[START OF ROWS]

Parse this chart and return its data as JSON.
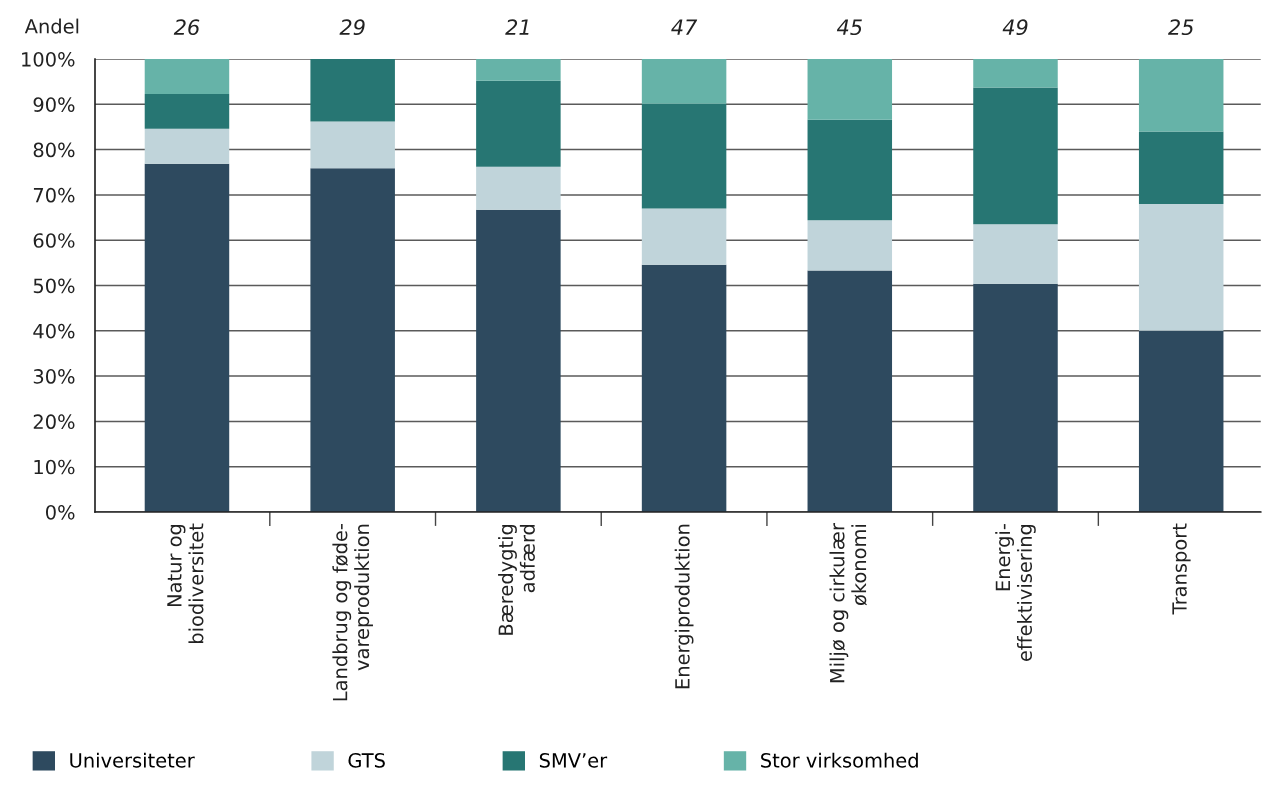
{
  "chart_data": {
    "type": "bar",
    "ylabel": "Andel",
    "stacked": true,
    "grid": "y",
    "legend": "bottom",
    "categories": [
      "Natur og\nbiodiversitet",
      "Landbrug og føde-\nvareproduktion",
      "Bæredygtig\nadfærd",
      "Energiproduktion",
      "Miljø og cirkulær\nøkonomi",
      "Energi-\neffektivisering",
      "Transport"
    ],
    "series": [
      {
        "name": "Universiteter",
        "color": "#2e4a5f",
        "values": [
          76.9,
          75.9,
          66.7,
          54.6,
          53.3,
          50.4,
          40
        ]
      },
      {
        "name": "GTS",
        "color": "#c0d4da",
        "values": [
          7.7,
          10.3,
          9.5,
          12.4,
          11.1,
          13.1,
          28
        ]
      },
      {
        "name": "SMV’er",
        "color": "#277673",
        "values": [
          7.7,
          13.8,
          19.0,
          23.1,
          22.2,
          30.2,
          16
        ]
      },
      {
        "name": "Stor virksomhed",
        "color": "#66b3a8",
        "values": [
          7.7,
          0,
          4.8,
          9.9,
          13.4,
          6.3,
          16
        ]
      }
    ],
    "annotations": [
      "26",
      "29",
      "21",
      "47",
      "45",
      "49",
      "25"
    ],
    "ylim": [
      0,
      100
    ],
    "yticks": [
      {
        "value": 0,
        "label": "0%"
      },
      {
        "value": 10,
        "label": "10%"
      },
      {
        "value": 20,
        "label": "20%"
      },
      {
        "value": 30,
        "label": "30%"
      },
      {
        "value": 40,
        "label": "40%"
      },
      {
        "value": 50,
        "label": "50%"
      },
      {
        "value": 60,
        "label": "60%"
      },
      {
        "value": 70,
        "label": "70%"
      },
      {
        "value": 80,
        "label": "80%"
      },
      {
        "value": 90,
        "label": "90%"
      },
      {
        "value": 100,
        "label": "100%"
      }
    ]
  }
}
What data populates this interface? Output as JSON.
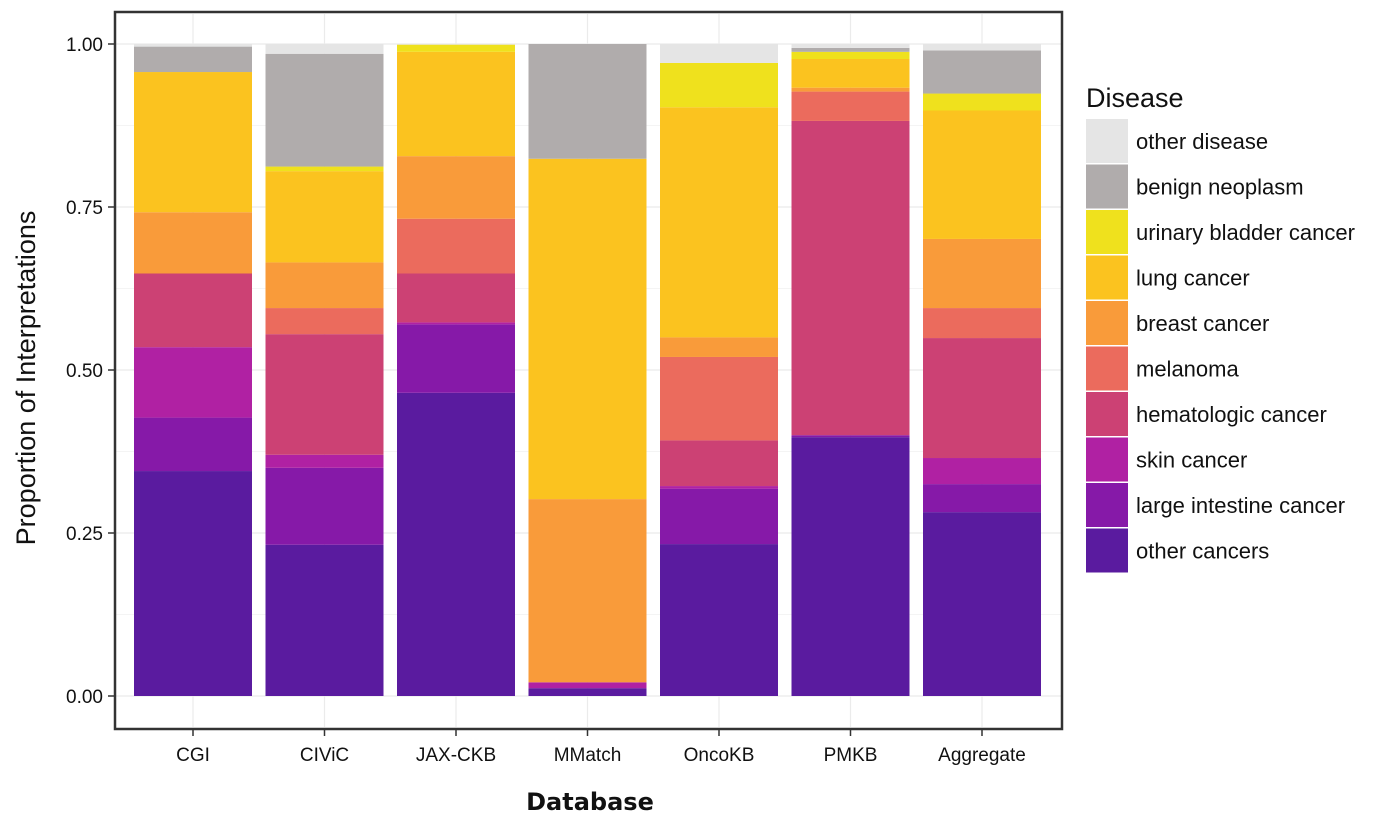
{
  "chart_data": {
    "type": "bar",
    "stacked": true,
    "title": "",
    "xlabel": "Database",
    "ylabel": "Proportion of Interpretations",
    "ylim": [
      0,
      1
    ],
    "yticks": [
      "0.00",
      "0.25",
      "0.50",
      "0.75",
      "1.00"
    ],
    "grid": true,
    "legend_title": "Disease",
    "legend_position": "right",
    "categories": [
      "CGI",
      "CIViC",
      "JAX-CKB",
      "MMatch",
      "OncoKB",
      "PMKB",
      "Aggregate"
    ],
    "series": [
      {
        "name": "other cancers",
        "color": "#5a1b9f",
        "values": [
          0.345,
          0.232,
          0.465,
          0.012,
          0.233,
          0.397,
          0.282
        ]
      },
      {
        "name": "large intestine cancer",
        "color": "#8619a8",
        "values": [
          0.082,
          0.118,
          0.105,
          0.0,
          0.085,
          0.003,
          0.043
        ]
      },
      {
        "name": "skin cancer",
        "color": "#b021a3",
        "values": [
          0.108,
          0.02,
          0.003,
          0.009,
          0.004,
          0.0,
          0.04
        ]
      },
      {
        "name": "hematologic cancer",
        "color": "#cc4174",
        "values": [
          0.113,
          0.185,
          0.075,
          0.0,
          0.07,
          0.482,
          0.184
        ]
      },
      {
        "name": "melanoma",
        "color": "#eb6b5d",
        "values": [
          0.0,
          0.04,
          0.084,
          0.0,
          0.128,
          0.045,
          0.046
        ]
      },
      {
        "name": "breast cancer",
        "color": "#f99b3a",
        "values": [
          0.094,
          0.07,
          0.096,
          0.281,
          0.03,
          0.006,
          0.106
        ]
      },
      {
        "name": "lung cancer",
        "color": "#fbc31f",
        "values": [
          0.215,
          0.14,
          0.16,
          0.522,
          0.353,
          0.044,
          0.197
        ]
      },
      {
        "name": "urinary bladder cancer",
        "color": "#efe11d",
        "values": [
          0.0,
          0.007,
          0.011,
          0.0,
          0.068,
          0.011,
          0.026
        ]
      },
      {
        "name": "benign neoplasm",
        "color": "#b0acac",
        "values": [
          0.039,
          0.173,
          0.0,
          0.176,
          0.0,
          0.006,
          0.066
        ]
      },
      {
        "name": "other disease",
        "color": "#e5e5e5",
        "values": [
          0.004,
          0.015,
          0.001,
          0.0,
          0.029,
          0.006,
          0.01
        ]
      }
    ]
  }
}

[END OF ROWS]

> WRITTEN INSTRUCTION:
Repeat the records above verbatim, with no pictures in the result.

> SOLUTION FOR THIS PROBLEM:
Parse this chart and return its data as JSON.
{
  "chart_data": {
    "type": "bar",
    "ylabel": "Andel",
    "stacked": true,
    "grid": "y",
    "legend": "bottom",
    "categories": [
      "Natur og\nbiodiversitet",
      "Landbrug og føde-\nvareproduktion",
      "Bæredygtig\nadfærd",
      "Energiproduktion",
      "Miljø og cirkulær\nøkonomi",
      "Energi-\neffektivisering",
      "Transport"
    ],
    "series": [
      {
        "name": "Universiteter",
        "color": "#2e4a5f",
        "values": [
          76.9,
          75.9,
          66.7,
          54.6,
          53.3,
          50.4,
          40
        ]
      },
      {
        "name": "GTS",
        "color": "#c0d4da",
        "values": [
          7.7,
          10.3,
          9.5,
          12.4,
          11.1,
          13.1,
          28
        ]
      },
      {
        "name": "SMV’er",
        "color": "#277673",
        "values": [
          7.7,
          13.8,
          19.0,
          23.1,
          22.2,
          30.2,
          16
        ]
      },
      {
        "name": "Stor virksomhed",
        "color": "#66b3a8",
        "values": [
          7.7,
          0,
          4.8,
          9.9,
          13.4,
          6.3,
          16
        ]
      }
    ],
    "annotations": [
      "26",
      "29",
      "21",
      "47",
      "45",
      "49",
      "25"
    ],
    "ylim": [
      0,
      100
    ],
    "yticks": [
      {
        "value": 0,
        "label": "0%"
      },
      {
        "value": 10,
        "label": "10%"
      },
      {
        "value": 20,
        "label": "20%"
      },
      {
        "value": 30,
        "label": "30%"
      },
      {
        "value": 40,
        "label": "40%"
      },
      {
        "value": 50,
        "label": "50%"
      },
      {
        "value": 60,
        "label": "60%"
      },
      {
        "value": 70,
        "label": "70%"
      },
      {
        "value": 80,
        "label": "80%"
      },
      {
        "value": 90,
        "label": "90%"
      },
      {
        "value": 100,
        "label": "100%"
      }
    ]
  }
}
What data populates this interface? Output as JSON.
{
  "chart_data": {
    "type": "bar",
    "stacked": true,
    "title": "",
    "xlabel": "Database",
    "ylabel": "Proportion of Interpretations",
    "ylim": [
      0,
      1
    ],
    "yticks": [
      "0.00",
      "0.25",
      "0.50",
      "0.75",
      "1.00"
    ],
    "grid": true,
    "legend_title": "Disease",
    "legend_position": "right",
    "categories": [
      "CGI",
      "CIViC",
      "JAX-CKB",
      "MMatch",
      "OncoKB",
      "PMKB",
      "Aggregate"
    ],
    "series": [
      {
        "name": "other cancers",
        "color": "#5a1b9f",
        "values": [
          0.345,
          0.232,
          0.465,
          0.012,
          0.233,
          0.397,
          0.282
        ]
      },
      {
        "name": "large intestine cancer",
        "color": "#8619a8",
        "values": [
          0.082,
          0.118,
          0.105,
          0.0,
          0.085,
          0.003,
          0.043
        ]
      },
      {
        "name": "skin cancer",
        "color": "#b021a3",
        "values": [
          0.108,
          0.02,
          0.003,
          0.009,
          0.004,
          0.0,
          0.04
        ]
      },
      {
        "name": "hematologic cancer",
        "color": "#cc4174",
        "values": [
          0.113,
          0.185,
          0.075,
          0.0,
          0.07,
          0.482,
          0.184
        ]
      },
      {
        "name": "melanoma",
        "color": "#eb6b5d",
        "values": [
          0.0,
          0.04,
          0.084,
          0.0,
          0.128,
          0.045,
          0.046
        ]
      },
      {
        "name": "breast cancer",
        "color": "#f99b3a",
        "values": [
          0.094,
          0.07,
          0.096,
          0.281,
          0.03,
          0.006,
          0.106
        ]
      },
      {
        "name": "lung cancer",
        "color": "#fbc31f",
        "values": [
          0.215,
          0.14,
          0.16,
          0.522,
          0.353,
          0.044,
          0.197
        ]
      },
      {
        "name": "urinary bladder cancer",
        "color": "#efe11d",
        "values": [
          0.0,
          0.007,
          0.011,
          0.0,
          0.068,
          0.011,
          0.026
        ]
      },
      {
        "name": "benign neoplasm",
        "color": "#b0acac",
        "values": [
          0.039,
          0.173,
          0.0,
          0.176,
          0.0,
          0.006,
          0.066
        ]
      },
      {
        "name": "other disease",
        "color": "#e5e5e5",
        "values": [
          0.004,
          0.015,
          0.001,
          0.0,
          0.029,
          0.006,
          0.01
        ]
      }
    ]
  }
}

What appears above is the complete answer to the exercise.